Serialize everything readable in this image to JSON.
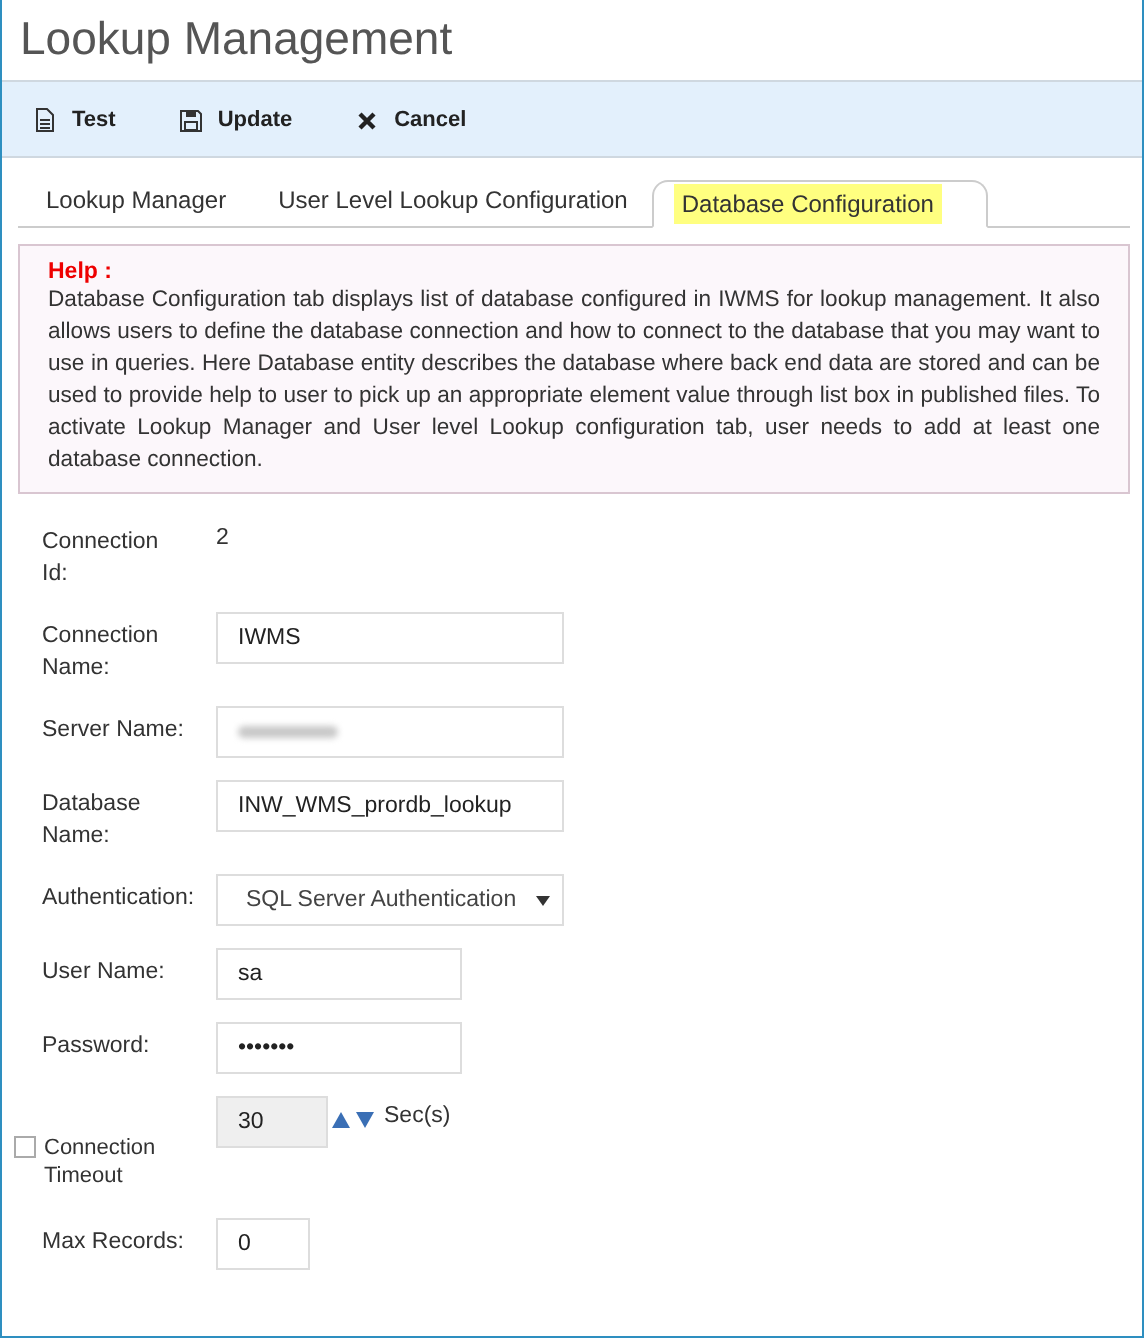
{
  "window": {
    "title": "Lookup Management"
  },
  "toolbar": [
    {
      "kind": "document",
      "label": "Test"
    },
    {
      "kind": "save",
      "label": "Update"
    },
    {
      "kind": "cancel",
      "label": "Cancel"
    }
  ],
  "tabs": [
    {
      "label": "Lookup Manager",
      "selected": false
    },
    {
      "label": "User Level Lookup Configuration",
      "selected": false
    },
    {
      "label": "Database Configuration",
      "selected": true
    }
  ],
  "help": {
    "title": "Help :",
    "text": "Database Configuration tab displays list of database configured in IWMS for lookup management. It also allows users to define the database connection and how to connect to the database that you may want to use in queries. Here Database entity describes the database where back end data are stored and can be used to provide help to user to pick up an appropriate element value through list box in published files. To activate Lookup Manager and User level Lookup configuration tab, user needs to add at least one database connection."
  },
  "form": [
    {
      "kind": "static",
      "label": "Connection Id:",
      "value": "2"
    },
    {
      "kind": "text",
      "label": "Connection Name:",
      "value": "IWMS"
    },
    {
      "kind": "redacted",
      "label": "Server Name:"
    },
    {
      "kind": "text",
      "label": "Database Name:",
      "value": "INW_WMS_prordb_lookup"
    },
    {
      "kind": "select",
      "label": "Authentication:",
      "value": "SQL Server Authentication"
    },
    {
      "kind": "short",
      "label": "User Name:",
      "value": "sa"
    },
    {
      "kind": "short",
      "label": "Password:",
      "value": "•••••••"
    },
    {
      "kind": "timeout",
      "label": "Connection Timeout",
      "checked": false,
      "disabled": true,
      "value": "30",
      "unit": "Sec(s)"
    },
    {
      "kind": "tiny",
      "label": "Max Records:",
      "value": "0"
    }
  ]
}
==
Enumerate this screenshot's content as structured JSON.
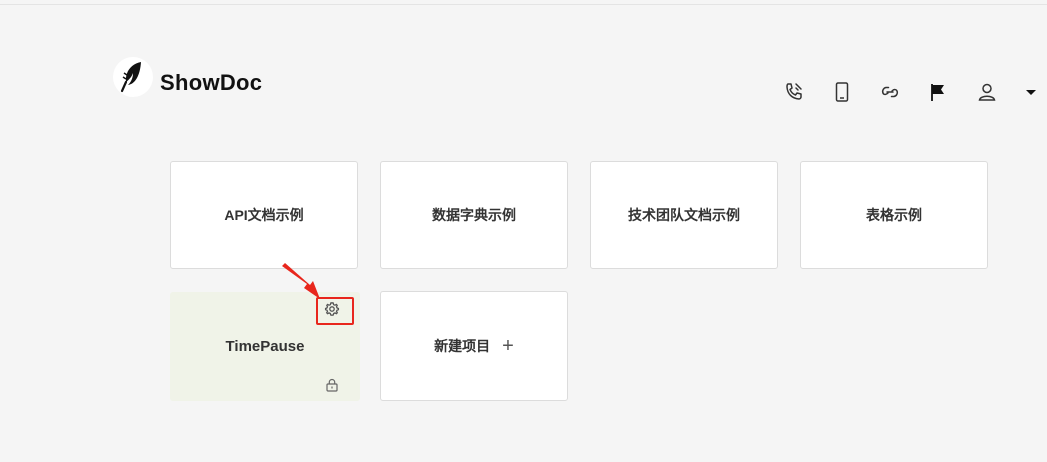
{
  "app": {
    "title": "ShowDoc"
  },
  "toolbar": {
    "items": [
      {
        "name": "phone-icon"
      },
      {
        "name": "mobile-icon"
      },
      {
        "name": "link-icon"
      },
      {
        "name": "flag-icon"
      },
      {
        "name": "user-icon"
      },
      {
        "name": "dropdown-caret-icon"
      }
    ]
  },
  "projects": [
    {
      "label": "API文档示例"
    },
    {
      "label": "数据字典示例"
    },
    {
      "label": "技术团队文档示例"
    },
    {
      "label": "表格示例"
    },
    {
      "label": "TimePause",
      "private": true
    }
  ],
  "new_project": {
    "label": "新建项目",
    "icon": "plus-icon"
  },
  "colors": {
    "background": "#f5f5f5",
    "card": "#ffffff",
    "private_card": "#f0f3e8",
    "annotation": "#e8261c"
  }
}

- **TASK TO COMPLETE**
Where does the word "icon" appear? Return each line that holds it.

- **TASK SOLUTION**
        "name": "phone-icon"
        "name": "mobile-icon"
        "name": "link-icon"
        "name": "flag-icon"
        "name": "user-icon"
        "name": "dropdown-caret-icon"
    "icon": "plus-icon"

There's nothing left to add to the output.